| What the task asks |
Reproduce the material below with every instance of "vertical-letter" changed to "stacked-letter", leaving everything else unaltered. Omit the pictures from the reproduction.

| Excerpted records |
-.-.-
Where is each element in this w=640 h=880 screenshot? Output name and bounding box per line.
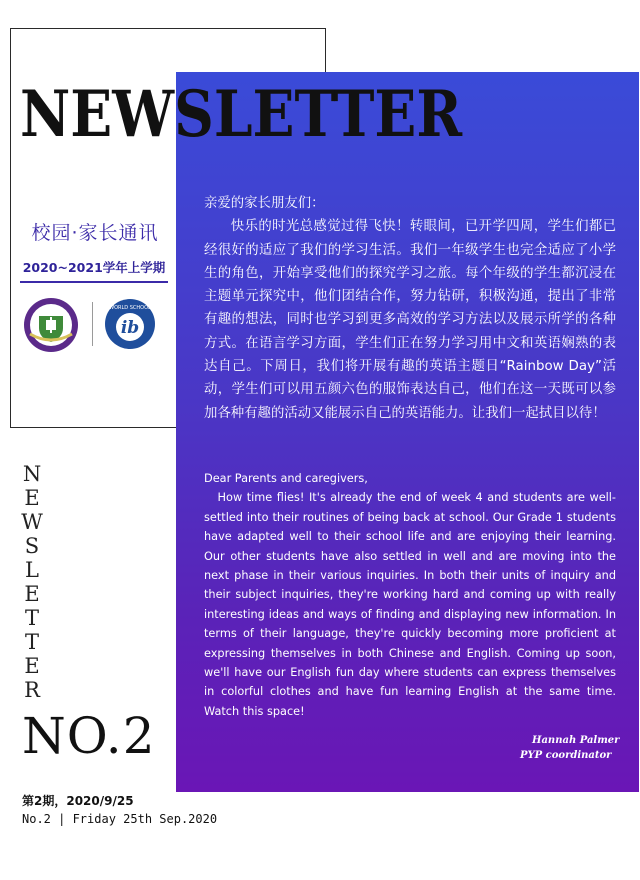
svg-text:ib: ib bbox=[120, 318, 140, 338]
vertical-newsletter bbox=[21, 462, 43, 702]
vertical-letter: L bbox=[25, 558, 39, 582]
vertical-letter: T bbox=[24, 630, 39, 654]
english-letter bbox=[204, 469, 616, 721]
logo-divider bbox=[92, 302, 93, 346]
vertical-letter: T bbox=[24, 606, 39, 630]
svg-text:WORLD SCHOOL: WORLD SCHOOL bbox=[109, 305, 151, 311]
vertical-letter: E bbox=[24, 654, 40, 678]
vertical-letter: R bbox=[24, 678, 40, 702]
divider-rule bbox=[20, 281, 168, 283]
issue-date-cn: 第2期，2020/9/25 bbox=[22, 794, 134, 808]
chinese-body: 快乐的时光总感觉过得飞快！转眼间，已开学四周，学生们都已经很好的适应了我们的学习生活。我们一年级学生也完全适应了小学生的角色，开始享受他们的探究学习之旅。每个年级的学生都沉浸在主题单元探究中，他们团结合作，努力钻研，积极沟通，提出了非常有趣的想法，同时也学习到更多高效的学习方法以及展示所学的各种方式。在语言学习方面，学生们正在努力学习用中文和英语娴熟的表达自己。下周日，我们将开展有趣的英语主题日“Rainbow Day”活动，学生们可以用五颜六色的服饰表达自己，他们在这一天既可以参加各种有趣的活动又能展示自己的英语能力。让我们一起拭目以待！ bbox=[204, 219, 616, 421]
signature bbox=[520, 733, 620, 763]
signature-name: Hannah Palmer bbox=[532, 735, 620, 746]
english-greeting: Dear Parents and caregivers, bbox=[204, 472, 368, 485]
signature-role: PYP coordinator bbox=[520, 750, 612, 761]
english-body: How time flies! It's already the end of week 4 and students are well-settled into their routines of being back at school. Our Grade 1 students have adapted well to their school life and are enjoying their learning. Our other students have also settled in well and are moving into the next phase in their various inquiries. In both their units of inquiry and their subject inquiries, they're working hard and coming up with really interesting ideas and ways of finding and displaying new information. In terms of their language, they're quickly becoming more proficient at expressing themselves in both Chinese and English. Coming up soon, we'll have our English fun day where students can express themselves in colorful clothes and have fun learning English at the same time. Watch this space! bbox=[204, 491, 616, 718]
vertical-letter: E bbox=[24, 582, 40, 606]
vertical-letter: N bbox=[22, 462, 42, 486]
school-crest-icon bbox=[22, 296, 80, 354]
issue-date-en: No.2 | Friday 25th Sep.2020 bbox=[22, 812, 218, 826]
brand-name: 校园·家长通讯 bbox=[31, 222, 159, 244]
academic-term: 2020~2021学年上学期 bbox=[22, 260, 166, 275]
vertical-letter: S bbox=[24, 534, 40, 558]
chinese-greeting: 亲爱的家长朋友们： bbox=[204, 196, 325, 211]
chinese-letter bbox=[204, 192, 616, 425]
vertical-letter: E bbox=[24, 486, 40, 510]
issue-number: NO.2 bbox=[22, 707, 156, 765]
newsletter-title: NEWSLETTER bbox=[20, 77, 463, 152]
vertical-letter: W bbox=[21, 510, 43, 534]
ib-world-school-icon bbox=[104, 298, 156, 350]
-.-.-
| Solved problem |
Where is each element in this w=640 h=880 screenshot? Output name and bounding box per line.
svg-text:ib: ib bbox=[120, 318, 140, 338]
vertical-newsletter bbox=[21, 462, 43, 702]
stacked-letter: L bbox=[25, 558, 39, 582]
stacked-letter: T bbox=[24, 630, 39, 654]
english-letter bbox=[204, 469, 616, 721]
logo-divider bbox=[92, 302, 93, 346]
stacked-letter: T bbox=[24, 606, 39, 630]
svg-text:WORLD SCHOOL: WORLD SCHOOL bbox=[109, 305, 151, 311]
stacked-letter: E bbox=[24, 654, 40, 678]
stacked-letter: R bbox=[24, 678, 40, 702]
divider-rule bbox=[20, 281, 168, 283]
issue-date-cn: 第2期，2020/9/25 bbox=[22, 794, 134, 808]
chinese-body: 快乐的时光总感觉过得飞快！转眼间，已开学四周，学生们都已经很好的适应了我们的学习生活。我们一年级学生也完全适应了小学生的角色，开始享受他们的探究学习之旅。每个年级的学生都沉浸在主题单元探究中，他们团结合作，努力钻研，积极沟通，提出了非常有趣的想法，同时也学习到更多高效的学习方法以及展示所学的各种方式。在语言学习方面，学生们正在努力学习用中文和英语娴熟的表达自己。下周日，我们将开展有趣的英语主题日“Rainbow Day”活动，学生们可以用五颜六色的服饰表达自己，他们在这一天既可以参加各种有趣的活动又能展示自己的英语能力。让我们一起拭目以待！ bbox=[204, 219, 616, 421]
signature bbox=[520, 733, 620, 763]
signature-name: Hannah Palmer bbox=[532, 735, 620, 746]
english-greeting: Dear Parents and caregivers, bbox=[204, 472, 368, 485]
signature-role: PYP coordinator bbox=[520, 750, 612, 761]
english-body: How time flies! It's already the end of week 4 and students are well-settled into their routines of being back at school. Our Grade 1 students have adapted well to their school life and are enjoying their learning. Our other students have also settled in well and are moving into the next phase in their various inquiries. In both their units of inquiry and their subject inquiries, they're working hard and coming up with really interesting ideas and ways of finding and displaying new information. In terms of their language, they're quickly becoming more proficient at expressing themselves in both Chinese and English. Coming up soon, we'll have our English fun day where students can express themselves in colorful clothes and have fun learning English at the same time. Watch this space! bbox=[204, 491, 616, 718]
stacked-letter: E bbox=[24, 582, 40, 606]
stacked-letter: N bbox=[22, 462, 42, 486]
school-crest-icon bbox=[22, 296, 80, 354]
issue-date-en: No.2 | Friday 25th Sep.2020 bbox=[22, 812, 218, 826]
brand-name: 校园·家长通讯 bbox=[31, 222, 159, 244]
academic-term: 2020~2021学年上学期 bbox=[22, 260, 166, 275]
stacked-letter: S bbox=[24, 534, 40, 558]
chinese-greeting: 亲爱的家长朋友们： bbox=[204, 196, 325, 211]
chinese-letter bbox=[204, 192, 616, 425]
stacked-letter: E bbox=[24, 486, 40, 510]
issue-number: NO.2 bbox=[22, 707, 156, 765]
newsletter-title: NEWSLETTER bbox=[20, 77, 463, 152]
stacked-letter: W bbox=[21, 510, 43, 534]
ib-world-school-icon bbox=[104, 298, 156, 350]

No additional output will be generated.